WORK TO DO: Can you write out all of the material below, word for word?

RECORDS FOR THE EXERCISE:
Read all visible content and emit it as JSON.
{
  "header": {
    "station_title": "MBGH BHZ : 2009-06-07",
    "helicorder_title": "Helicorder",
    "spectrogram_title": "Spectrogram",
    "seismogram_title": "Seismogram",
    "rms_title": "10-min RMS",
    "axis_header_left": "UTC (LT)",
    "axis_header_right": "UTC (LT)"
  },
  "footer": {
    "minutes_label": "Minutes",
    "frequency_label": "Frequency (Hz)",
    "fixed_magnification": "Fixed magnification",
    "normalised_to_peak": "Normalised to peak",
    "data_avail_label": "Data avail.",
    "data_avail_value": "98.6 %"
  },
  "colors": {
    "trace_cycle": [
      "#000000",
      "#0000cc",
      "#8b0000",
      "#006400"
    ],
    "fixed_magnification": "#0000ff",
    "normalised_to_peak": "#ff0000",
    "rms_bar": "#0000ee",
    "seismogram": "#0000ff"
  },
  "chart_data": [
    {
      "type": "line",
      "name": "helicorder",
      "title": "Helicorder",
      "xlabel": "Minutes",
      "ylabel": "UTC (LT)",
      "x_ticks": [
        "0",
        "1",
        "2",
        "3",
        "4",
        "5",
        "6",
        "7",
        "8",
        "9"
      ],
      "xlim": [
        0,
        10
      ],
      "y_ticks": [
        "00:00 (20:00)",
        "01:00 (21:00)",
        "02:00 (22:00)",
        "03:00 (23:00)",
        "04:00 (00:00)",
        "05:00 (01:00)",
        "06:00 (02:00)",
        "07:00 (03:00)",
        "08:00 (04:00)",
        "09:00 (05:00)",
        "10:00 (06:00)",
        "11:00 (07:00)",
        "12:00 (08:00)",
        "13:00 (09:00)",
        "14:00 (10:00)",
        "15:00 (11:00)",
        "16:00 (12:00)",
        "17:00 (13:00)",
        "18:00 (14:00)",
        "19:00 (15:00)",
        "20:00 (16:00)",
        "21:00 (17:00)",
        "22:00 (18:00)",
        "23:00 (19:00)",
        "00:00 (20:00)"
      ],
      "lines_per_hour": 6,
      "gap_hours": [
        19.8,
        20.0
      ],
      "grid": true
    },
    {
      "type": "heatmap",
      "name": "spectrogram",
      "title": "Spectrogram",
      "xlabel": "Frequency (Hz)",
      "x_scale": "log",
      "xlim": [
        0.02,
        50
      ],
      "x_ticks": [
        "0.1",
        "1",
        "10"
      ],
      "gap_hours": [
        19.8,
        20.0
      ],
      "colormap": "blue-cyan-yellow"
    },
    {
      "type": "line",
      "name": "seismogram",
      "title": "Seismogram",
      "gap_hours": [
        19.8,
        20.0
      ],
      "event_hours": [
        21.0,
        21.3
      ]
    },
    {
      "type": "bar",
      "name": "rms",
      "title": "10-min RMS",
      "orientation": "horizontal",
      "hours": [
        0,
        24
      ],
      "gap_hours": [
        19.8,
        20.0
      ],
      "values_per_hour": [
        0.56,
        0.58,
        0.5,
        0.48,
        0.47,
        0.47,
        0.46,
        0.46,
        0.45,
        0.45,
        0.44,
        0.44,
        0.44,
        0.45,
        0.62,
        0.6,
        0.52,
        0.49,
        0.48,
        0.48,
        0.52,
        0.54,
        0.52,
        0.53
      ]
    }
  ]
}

RESULT OF THIS EXERCISE:
Read all visible content and emit it as JSON.
{
  "header": {
    "station_title": "MBGH BHZ : 2009-06-07",
    "helicorder_title": "Helicorder",
    "spectrogram_title": "Spectrogram",
    "seismogram_title": "Seismogram",
    "rms_title": "10-min RMS",
    "axis_header_left": "UTC (LT)",
    "axis_header_right": "UTC (LT)"
  },
  "footer": {
    "minutes_label": "Minutes",
    "frequency_label": "Frequency (Hz)",
    "fixed_magnification": "Fixed magnification",
    "normalised_to_peak": "Normalised to peak",
    "data_avail_label": "Data avail.",
    "data_avail_value": "98.6 %"
  },
  "colors": {
    "trace_cycle": [
      "#000000",
      "#0000cc",
      "#8b0000",
      "#006400"
    ],
    "fixed_magnification": "#0000ff",
    "normalised_to_peak": "#ff0000",
    "rms_bar": "#0000ee",
    "seismogram": "#0000ff"
  },
  "chart_data": [
    {
      "type": "line",
      "name": "helicorder",
      "title": "Helicorder",
      "xlabel": "Minutes",
      "ylabel": "UTC (LT)",
      "x_ticks": [
        "0",
        "1",
        "2",
        "3",
        "4",
        "5",
        "6",
        "7",
        "8",
        "9"
      ],
      "xlim": [
        0,
        10
      ],
      "y_ticks": [
        "00:00 (20:00)",
        "01:00 (21:00)",
        "02:00 (22:00)",
        "03:00 (23:00)",
        "04:00 (00:00)",
        "05:00 (01:00)",
        "06:00 (02:00)",
        "07:00 (03:00)",
        "08:00 (04:00)",
        "09:00 (05:00)",
        "10:00 (06:00)",
        "11:00 (07:00)",
        "12:00 (08:00)",
        "13:00 (09:00)",
        "14:00 (10:00)",
        "15:00 (11:00)",
        "16:00 (12:00)",
        "17:00 (13:00)",
        "18:00 (14:00)",
        "19:00 (15:00)",
        "20:00 (16:00)",
        "21:00 (17:00)",
        "22:00 (18:00)",
        "23:00 (19:00)",
        "00:00 (20:00)"
      ],
      "lines_per_hour": 6,
      "gap_hours": [
        19.8,
        20.0
      ],
      "grid": true
    },
    {
      "type": "heatmap",
      "name": "spectrogram",
      "title": "Spectrogram",
      "xlabel": "Frequency (Hz)",
      "x_scale": "log",
      "xlim": [
        0.02,
        50
      ],
      "x_ticks": [
        "0.1",
        "1",
        "10"
      ],
      "gap_hours": [
        19.8,
        20.0
      ],
      "colormap": "blue-cyan-yellow"
    },
    {
      "type": "line",
      "name": "seismogram",
      "title": "Seismogram",
      "gap_hours": [
        19.8,
        20.0
      ],
      "event_hours": [
        21.0,
        21.3
      ]
    },
    {
      "type": "bar",
      "name": "rms",
      "title": "10-min RMS",
      "orientation": "horizontal",
      "hours": [
        0,
        24
      ],
      "gap_hours": [
        19.8,
        20.0
      ],
      "values_per_hour": [
        0.56,
        0.58,
        0.5,
        0.48,
        0.47,
        0.47,
        0.46,
        0.46,
        0.45,
        0.45,
        0.44,
        0.44,
        0.44,
        0.45,
        0.62,
        0.6,
        0.52,
        0.49,
        0.48,
        0.48,
        0.52,
        0.54,
        0.52,
        0.53
      ]
    }
  ]
}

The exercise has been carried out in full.